## What this task involves
Count every line of the listing where the string "данные" occurs, and reply with the count alone.
--- BEGIN ---
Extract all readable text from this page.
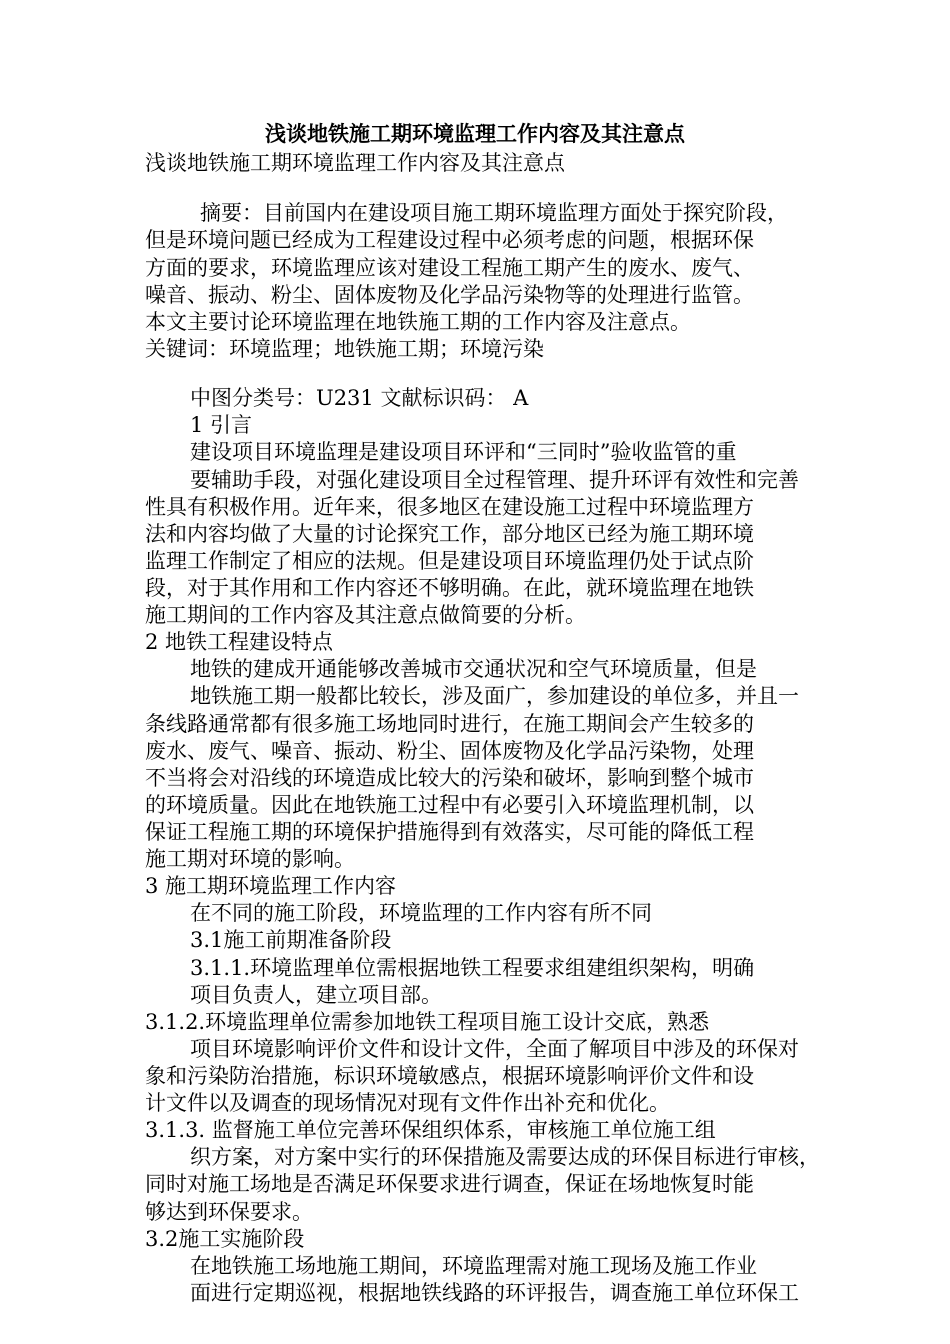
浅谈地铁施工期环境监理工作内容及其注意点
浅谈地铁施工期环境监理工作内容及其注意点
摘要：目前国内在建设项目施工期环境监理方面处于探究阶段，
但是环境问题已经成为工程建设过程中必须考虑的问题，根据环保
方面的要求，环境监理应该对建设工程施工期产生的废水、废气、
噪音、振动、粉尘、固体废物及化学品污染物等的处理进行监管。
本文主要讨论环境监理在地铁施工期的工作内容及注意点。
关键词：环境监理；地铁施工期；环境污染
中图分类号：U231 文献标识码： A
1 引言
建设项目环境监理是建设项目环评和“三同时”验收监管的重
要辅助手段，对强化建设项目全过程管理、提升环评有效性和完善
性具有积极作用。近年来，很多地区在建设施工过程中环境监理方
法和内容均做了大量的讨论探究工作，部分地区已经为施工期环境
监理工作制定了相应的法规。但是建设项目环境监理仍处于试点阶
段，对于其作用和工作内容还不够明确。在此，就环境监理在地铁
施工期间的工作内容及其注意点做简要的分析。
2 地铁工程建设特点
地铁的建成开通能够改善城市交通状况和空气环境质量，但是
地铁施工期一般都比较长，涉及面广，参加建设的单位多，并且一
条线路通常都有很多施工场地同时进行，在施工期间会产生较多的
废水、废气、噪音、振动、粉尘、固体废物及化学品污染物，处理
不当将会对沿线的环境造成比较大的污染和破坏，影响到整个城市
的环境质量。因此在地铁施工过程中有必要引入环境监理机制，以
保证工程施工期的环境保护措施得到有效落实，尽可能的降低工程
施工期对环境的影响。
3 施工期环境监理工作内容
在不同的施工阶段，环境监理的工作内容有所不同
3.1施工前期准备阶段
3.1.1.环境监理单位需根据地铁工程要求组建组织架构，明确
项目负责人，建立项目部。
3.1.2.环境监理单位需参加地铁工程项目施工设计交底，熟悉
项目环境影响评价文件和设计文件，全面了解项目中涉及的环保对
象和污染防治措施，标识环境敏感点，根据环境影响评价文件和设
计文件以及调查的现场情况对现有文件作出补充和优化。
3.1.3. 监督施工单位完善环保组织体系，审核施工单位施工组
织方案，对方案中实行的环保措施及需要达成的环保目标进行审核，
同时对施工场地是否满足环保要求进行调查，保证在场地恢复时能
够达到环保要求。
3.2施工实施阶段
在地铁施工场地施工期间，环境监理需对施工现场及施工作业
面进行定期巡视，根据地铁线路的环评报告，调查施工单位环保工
--- END ---
--- BEGIN ---
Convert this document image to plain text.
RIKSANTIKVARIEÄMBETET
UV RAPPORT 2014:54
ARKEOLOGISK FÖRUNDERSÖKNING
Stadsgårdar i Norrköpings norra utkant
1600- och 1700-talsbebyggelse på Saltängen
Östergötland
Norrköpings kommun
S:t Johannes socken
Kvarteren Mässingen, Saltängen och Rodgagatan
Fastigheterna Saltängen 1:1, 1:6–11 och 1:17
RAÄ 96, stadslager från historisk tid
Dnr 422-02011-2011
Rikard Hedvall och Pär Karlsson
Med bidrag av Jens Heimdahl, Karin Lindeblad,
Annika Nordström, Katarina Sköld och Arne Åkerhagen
--- END ---
--- BEGIN ---
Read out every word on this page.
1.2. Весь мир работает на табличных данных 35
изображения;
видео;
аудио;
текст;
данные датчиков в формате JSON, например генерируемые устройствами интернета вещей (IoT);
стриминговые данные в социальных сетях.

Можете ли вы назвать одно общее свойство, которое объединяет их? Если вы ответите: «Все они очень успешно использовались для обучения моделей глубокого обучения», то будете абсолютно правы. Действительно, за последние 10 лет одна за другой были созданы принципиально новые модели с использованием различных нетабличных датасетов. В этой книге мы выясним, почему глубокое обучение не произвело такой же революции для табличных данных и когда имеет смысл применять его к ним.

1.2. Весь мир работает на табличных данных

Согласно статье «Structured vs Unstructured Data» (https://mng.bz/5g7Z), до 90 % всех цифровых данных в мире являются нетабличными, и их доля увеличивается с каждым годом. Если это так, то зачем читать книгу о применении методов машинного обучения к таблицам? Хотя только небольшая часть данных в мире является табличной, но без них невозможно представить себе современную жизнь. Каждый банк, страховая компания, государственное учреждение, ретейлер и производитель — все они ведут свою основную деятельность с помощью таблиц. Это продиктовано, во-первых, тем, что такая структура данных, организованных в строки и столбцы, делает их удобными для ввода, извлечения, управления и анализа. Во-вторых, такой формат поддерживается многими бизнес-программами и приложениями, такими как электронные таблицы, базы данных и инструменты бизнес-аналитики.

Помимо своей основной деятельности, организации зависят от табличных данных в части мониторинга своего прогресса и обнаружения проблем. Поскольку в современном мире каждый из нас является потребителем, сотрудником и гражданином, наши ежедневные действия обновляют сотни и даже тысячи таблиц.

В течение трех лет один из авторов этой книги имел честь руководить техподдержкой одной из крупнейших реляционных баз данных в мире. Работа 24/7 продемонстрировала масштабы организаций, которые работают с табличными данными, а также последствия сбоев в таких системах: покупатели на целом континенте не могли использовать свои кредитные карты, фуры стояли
--- END ---
## Complete output
2